◆ Request: In the data below, find every line with the string "type" and pull it out.

◇ ◇ ◇ ◇

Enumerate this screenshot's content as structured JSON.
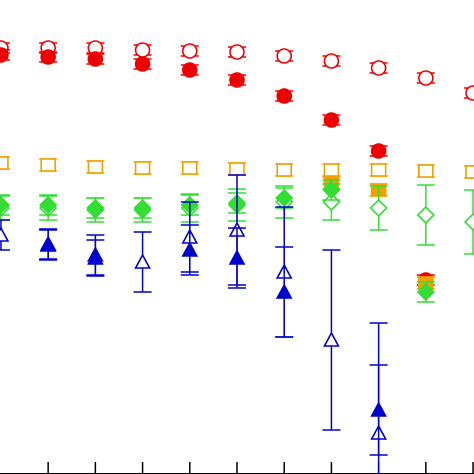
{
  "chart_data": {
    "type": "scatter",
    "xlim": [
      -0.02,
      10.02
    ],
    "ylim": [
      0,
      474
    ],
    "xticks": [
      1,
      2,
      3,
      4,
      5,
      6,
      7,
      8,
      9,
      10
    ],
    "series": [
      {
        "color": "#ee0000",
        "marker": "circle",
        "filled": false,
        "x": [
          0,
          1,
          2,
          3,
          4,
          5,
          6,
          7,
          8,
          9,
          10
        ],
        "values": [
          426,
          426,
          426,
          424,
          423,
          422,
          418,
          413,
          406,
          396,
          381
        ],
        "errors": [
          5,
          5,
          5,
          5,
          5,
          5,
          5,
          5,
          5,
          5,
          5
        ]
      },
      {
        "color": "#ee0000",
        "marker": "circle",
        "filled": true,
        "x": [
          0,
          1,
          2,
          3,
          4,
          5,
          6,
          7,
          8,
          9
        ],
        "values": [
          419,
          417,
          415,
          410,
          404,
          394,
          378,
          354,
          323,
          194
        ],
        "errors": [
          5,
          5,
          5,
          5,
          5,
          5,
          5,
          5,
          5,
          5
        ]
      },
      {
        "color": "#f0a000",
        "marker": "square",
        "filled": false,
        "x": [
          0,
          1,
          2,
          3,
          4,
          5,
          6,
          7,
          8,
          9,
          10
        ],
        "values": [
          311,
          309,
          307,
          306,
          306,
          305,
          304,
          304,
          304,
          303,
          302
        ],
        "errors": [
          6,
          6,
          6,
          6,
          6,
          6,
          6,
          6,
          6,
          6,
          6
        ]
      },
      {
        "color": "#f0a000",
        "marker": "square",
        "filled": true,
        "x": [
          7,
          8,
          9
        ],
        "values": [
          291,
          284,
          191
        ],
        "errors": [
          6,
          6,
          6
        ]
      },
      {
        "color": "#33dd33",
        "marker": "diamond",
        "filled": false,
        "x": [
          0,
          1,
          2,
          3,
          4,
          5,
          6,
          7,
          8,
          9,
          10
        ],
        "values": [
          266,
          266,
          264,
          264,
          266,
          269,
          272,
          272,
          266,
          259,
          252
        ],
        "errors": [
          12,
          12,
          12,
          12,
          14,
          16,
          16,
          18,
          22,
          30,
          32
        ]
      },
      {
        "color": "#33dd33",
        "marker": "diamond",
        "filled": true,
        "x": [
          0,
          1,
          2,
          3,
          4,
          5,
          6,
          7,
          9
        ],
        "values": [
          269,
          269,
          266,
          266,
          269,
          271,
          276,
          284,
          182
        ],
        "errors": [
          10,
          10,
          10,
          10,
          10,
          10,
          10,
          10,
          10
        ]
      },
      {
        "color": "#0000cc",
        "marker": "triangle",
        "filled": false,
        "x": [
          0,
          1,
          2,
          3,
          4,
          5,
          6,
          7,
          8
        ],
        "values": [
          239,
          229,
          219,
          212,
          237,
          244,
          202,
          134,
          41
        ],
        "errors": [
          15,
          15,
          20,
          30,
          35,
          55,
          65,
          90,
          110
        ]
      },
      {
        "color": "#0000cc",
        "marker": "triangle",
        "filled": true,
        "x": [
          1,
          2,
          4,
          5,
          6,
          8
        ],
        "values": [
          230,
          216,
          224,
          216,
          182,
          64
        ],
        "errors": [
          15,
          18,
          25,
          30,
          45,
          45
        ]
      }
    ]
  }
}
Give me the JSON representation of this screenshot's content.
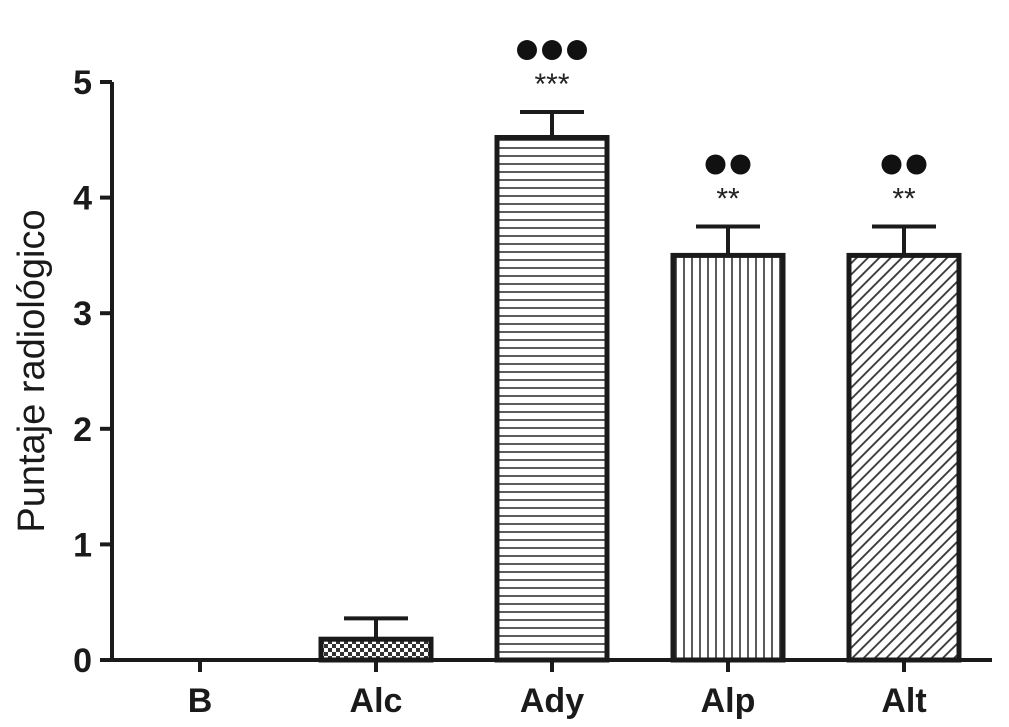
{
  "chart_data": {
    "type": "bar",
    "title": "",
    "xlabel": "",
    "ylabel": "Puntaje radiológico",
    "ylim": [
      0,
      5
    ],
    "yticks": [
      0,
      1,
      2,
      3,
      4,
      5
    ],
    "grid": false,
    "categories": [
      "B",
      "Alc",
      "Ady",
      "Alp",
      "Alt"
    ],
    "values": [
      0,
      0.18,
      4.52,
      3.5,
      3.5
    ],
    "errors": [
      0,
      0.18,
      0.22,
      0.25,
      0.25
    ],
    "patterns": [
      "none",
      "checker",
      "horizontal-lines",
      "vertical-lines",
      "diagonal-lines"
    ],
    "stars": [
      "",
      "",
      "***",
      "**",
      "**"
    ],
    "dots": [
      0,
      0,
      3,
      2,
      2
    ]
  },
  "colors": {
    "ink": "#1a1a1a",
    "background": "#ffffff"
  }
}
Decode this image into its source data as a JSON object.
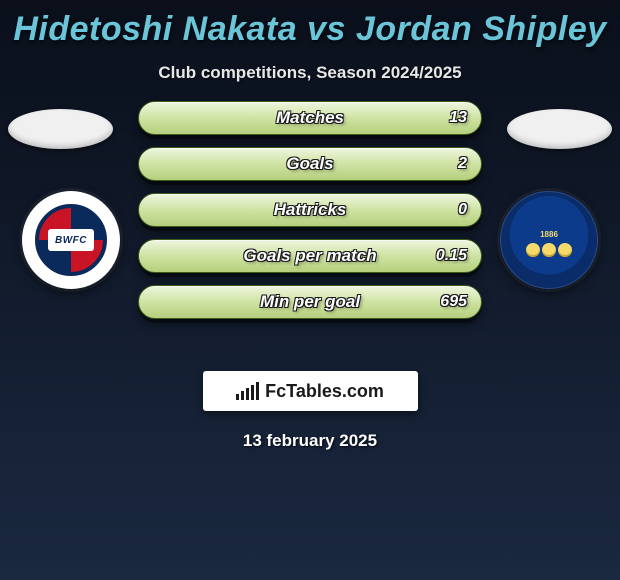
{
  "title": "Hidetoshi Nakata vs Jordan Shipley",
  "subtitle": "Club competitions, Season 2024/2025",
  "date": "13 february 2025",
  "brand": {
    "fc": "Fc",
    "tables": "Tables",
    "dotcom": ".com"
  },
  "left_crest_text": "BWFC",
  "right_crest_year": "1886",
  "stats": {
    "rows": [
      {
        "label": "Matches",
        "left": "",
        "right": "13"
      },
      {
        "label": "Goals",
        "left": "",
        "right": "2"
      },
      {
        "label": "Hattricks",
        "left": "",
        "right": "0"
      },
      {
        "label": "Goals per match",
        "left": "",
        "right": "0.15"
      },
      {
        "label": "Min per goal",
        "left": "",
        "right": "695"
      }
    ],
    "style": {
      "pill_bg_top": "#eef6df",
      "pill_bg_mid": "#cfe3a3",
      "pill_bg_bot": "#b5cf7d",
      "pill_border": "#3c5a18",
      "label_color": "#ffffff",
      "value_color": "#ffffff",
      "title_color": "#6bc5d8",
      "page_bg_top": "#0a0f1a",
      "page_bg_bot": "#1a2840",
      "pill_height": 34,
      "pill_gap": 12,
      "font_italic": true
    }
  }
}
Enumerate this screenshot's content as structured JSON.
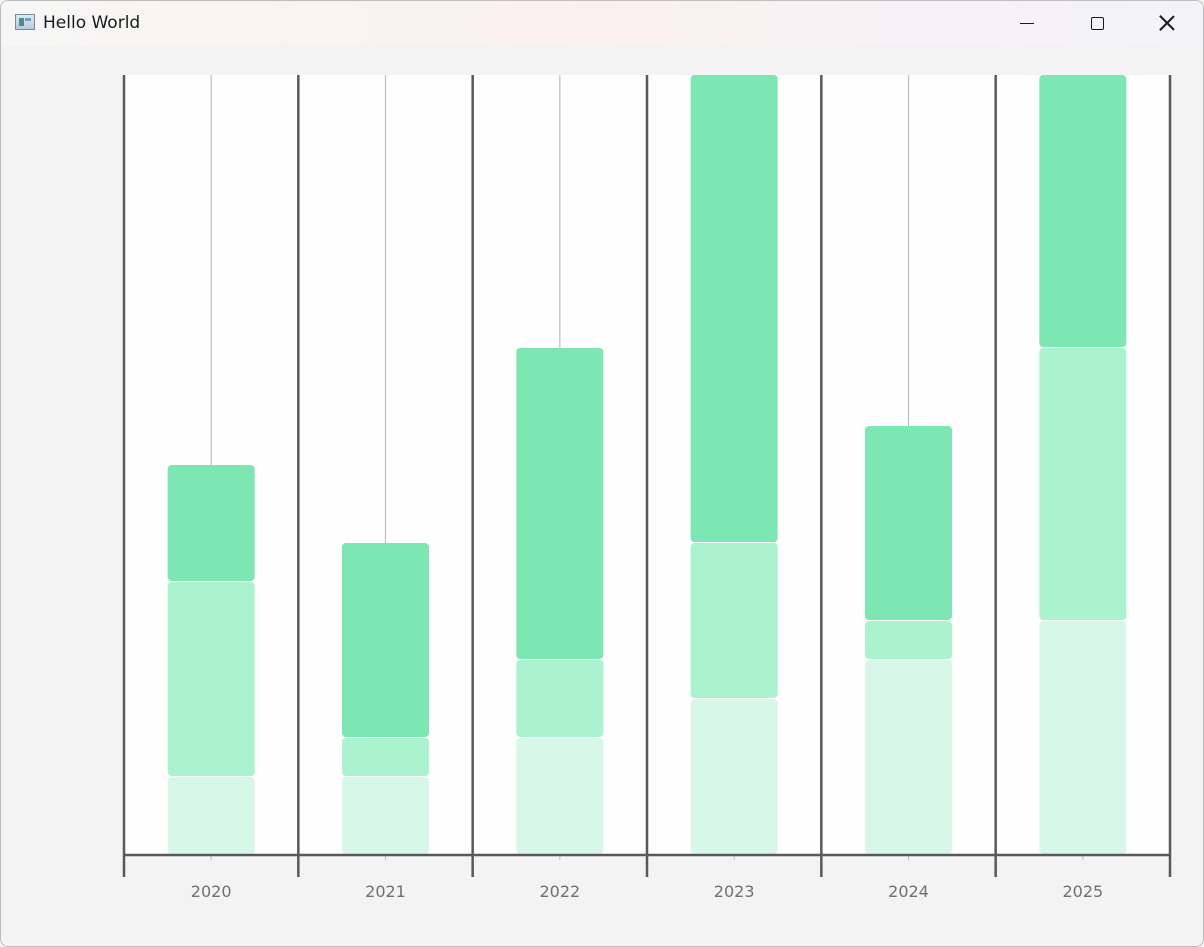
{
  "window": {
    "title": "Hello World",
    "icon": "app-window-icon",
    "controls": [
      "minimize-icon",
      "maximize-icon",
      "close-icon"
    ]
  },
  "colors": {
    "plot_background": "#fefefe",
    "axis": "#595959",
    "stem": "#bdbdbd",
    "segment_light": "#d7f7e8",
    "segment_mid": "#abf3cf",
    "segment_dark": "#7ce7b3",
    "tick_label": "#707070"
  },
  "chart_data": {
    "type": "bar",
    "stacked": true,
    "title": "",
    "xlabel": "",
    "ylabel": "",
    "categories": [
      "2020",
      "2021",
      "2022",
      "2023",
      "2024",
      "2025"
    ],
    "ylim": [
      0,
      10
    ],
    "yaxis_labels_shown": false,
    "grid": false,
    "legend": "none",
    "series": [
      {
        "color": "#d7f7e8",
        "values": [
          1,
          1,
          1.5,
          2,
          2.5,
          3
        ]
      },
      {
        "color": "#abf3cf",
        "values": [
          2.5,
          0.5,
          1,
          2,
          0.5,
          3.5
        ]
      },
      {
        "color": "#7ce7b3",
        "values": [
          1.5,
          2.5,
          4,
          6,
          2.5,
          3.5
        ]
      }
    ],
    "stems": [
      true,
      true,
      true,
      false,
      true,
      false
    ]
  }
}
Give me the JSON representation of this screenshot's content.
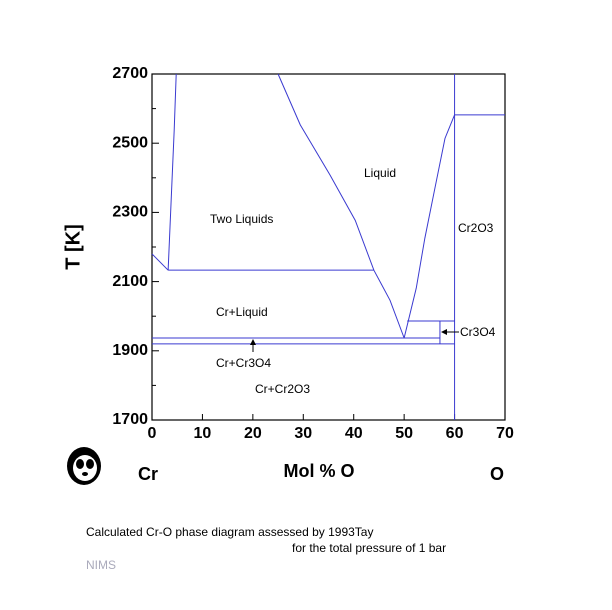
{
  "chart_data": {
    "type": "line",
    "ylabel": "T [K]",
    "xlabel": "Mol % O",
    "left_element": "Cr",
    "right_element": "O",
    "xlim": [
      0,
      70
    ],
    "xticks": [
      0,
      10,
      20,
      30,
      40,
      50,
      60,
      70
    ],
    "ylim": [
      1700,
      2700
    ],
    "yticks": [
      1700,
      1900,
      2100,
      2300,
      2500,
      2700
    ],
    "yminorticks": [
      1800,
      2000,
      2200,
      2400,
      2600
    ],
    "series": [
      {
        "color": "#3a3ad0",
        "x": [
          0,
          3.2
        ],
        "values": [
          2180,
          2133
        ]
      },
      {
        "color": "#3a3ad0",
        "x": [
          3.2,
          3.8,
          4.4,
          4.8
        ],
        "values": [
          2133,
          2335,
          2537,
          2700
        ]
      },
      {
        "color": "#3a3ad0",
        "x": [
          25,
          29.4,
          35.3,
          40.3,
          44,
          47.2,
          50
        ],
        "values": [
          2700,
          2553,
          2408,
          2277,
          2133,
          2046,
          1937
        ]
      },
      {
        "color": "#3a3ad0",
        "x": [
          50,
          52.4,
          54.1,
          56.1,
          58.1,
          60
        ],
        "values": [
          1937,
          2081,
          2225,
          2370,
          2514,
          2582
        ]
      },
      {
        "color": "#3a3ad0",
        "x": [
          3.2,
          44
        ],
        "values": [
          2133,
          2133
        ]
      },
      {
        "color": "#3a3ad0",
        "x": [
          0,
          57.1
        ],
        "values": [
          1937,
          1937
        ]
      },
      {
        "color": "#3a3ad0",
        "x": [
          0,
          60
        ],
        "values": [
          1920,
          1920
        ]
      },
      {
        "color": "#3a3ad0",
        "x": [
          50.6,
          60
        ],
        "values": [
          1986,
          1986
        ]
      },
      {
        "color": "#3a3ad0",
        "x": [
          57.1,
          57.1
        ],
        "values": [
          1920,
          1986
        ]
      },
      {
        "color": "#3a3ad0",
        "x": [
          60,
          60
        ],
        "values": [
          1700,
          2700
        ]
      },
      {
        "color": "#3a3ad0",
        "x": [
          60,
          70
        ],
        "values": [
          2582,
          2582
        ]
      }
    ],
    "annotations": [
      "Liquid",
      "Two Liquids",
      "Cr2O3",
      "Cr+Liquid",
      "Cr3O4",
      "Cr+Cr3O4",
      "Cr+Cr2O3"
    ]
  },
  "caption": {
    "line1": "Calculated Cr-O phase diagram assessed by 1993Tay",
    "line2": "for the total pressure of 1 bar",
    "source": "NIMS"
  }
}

◇ ◇ ◇ ◇

◆ Reply to the exercise:
    "type": "scatter",
    "type": "bar",
    "type": "bar",
    "type": "line",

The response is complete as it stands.